Reproduce all the lines exactly as they stand, apart from the pictures.

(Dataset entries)
★ ★ ★ ★ ★ ★ ★

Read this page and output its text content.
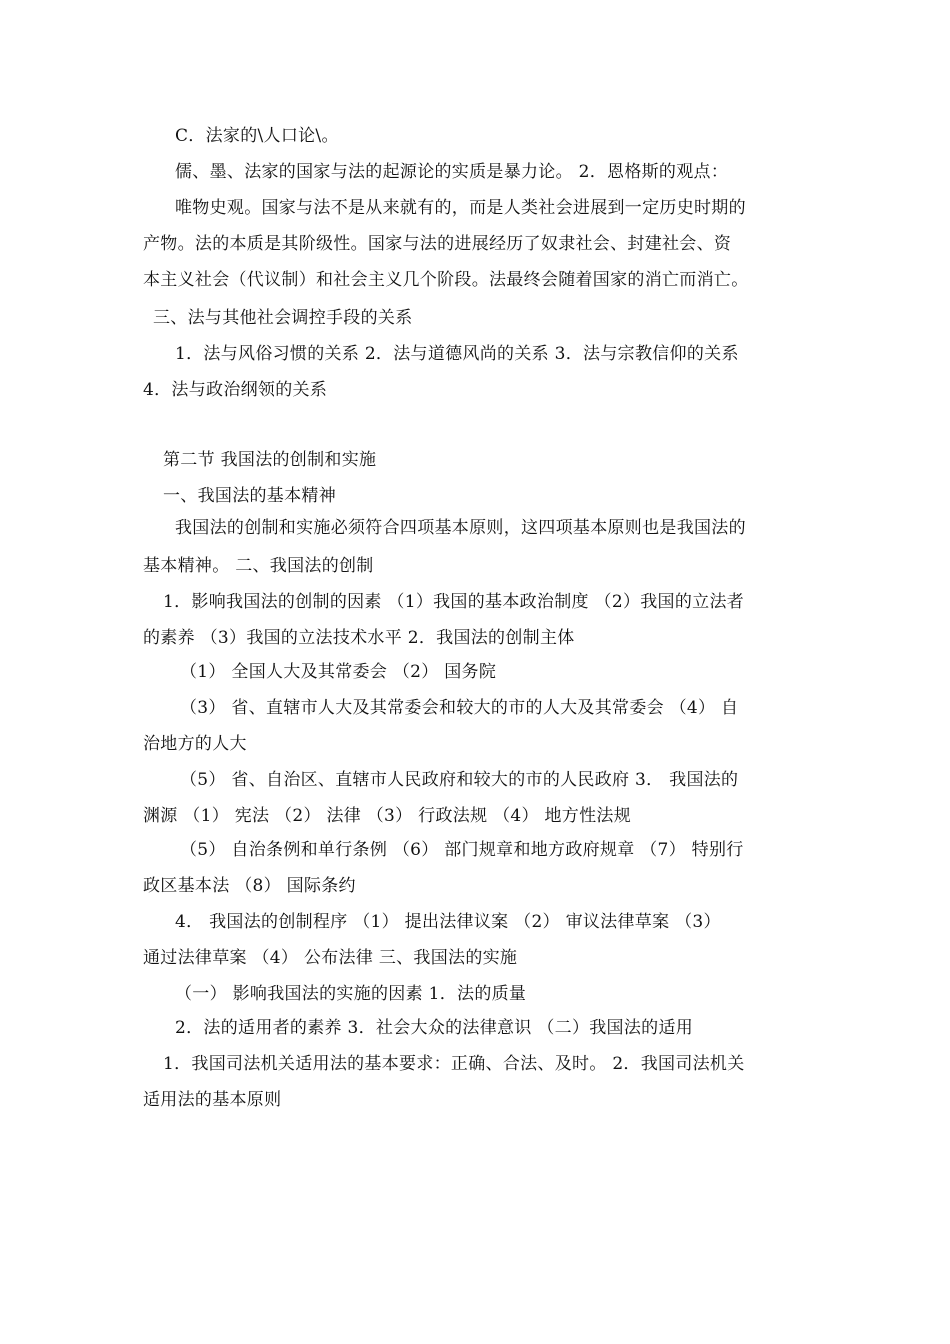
C．法家的\人口论\。
儒、墨、法家的国家与法的起源论的实质是暴力论。 2．恩格斯的观点：
唯物史观。国家与法不是从来就有的，而是人类社会进展到一定历史时期的
产物。法的本质是其阶级性。国家与法的进展经历了奴隶社会、封建社会、资
本主义社会（代议制）和社会主义几个阶段。法最终会随着国家的消亡而消亡。
三、法与其他社会调控手段的关系
1．法与风俗习惯的关系 2．法与道德风尚的关系 3．法与宗教信仰的关系
4．法与政治纲领的关系
第二节 我国法的创制和实施
一、我国法的基本精神
我国法的创制和实施必须符合四项基本原则，这四项基本原则也是我国法的
基本精神。 二、我国法的创制
1．影响我国法的创制的因素 （1）我国的基本政治制度 （2）我国的立法者
的素养 （3）我国的立法技术水平 2．我国法的创制主体
（1） 全国人大及其常委会 （2） 国务院
（3） 省、直辖市人大及其常委会和较大的市的人大及其常委会 （4） 自
治地方的人大
（5） 省、自治区、直辖市人民政府和较大的市的人民政府 3． 我国法的
渊源 （1） 宪法 （2） 法律 （3） 行政法规 （4） 地方性法规
（5） 自治条例和单行条例 （6） 部门规章和地方政府规章 （7） 特别行
政区基本法 （8） 国际条约
4． 我国法的创制程序 （1） 提出法律议案 （2） 审议法律草案 （3）
通过法律草案 （4） 公布法律 三、我国法的实施
（一） 影响我国法的实施的因素 1．法的质量
2．法的适用者的素养 3．社会大众的法律意识 （二）我国法的适用
1．我国司法机关适用法的基本要求：正确、合法、及时。 2．我国司法机关
适用法的基本原则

★ ★ ★ ★ ★ ★ ★

> CORRECT ANSWER:
Read this page and output its text content.
C．法家的\人口论\。
儒、墨、法家的国家与法的起源论的实质是暴力论。 2．恩格斯的观点：
唯物史观。国家与法不是从来就有的，而是人类社会进展到一定历史时期的
产物。法的本质是其阶级性。国家与法的进展经历了奴隶社会、封建社会、资
本主义社会（代议制）和社会主义几个阶段。法最终会随着国家的消亡而消亡。
三、法与其他社会调控手段的关系
1．法与风俗习惯的关系 2．法与道德风尚的关系 3．法与宗教信仰的关系
4．法与政治纲领的关系
第二节 我国法的创制和实施
一、我国法的基本精神
我国法的创制和实施必须符合四项基本原则，这四项基本原则也是我国法的
基本精神。 二、我国法的创制
1．影响我国法的创制的因素 （1）我国的基本政治制度 （2）我国的立法者
的素养 （3）我国的立法技术水平 2．我国法的创制主体
（1） 全国人大及其常委会 （2） 国务院
（3） 省、直辖市人大及其常委会和较大的市的人大及其常委会 （4） 自
治地方的人大
（5） 省、自治区、直辖市人民政府和较大的市的人民政府 3． 我国法的
渊源 （1） 宪法 （2） 法律 （3） 行政法规 （4） 地方性法规
（5） 自治条例和单行条例 （6） 部门规章和地方政府规章 （7） 特别行
政区基本法 （8） 国际条约
4． 我国法的创制程序 （1） 提出法律议案 （2） 审议法律草案 （3）
通过法律草案 （4） 公布法律 三、我国法的实施
（一） 影响我国法的实施的因素 1．法的质量
2．法的适用者的素养 3．社会大众的法律意识 （二）我国法的适用
1．我国司法机关适用法的基本要求：正确、合法、及时。 2．我国司法机关
适用法的基本原则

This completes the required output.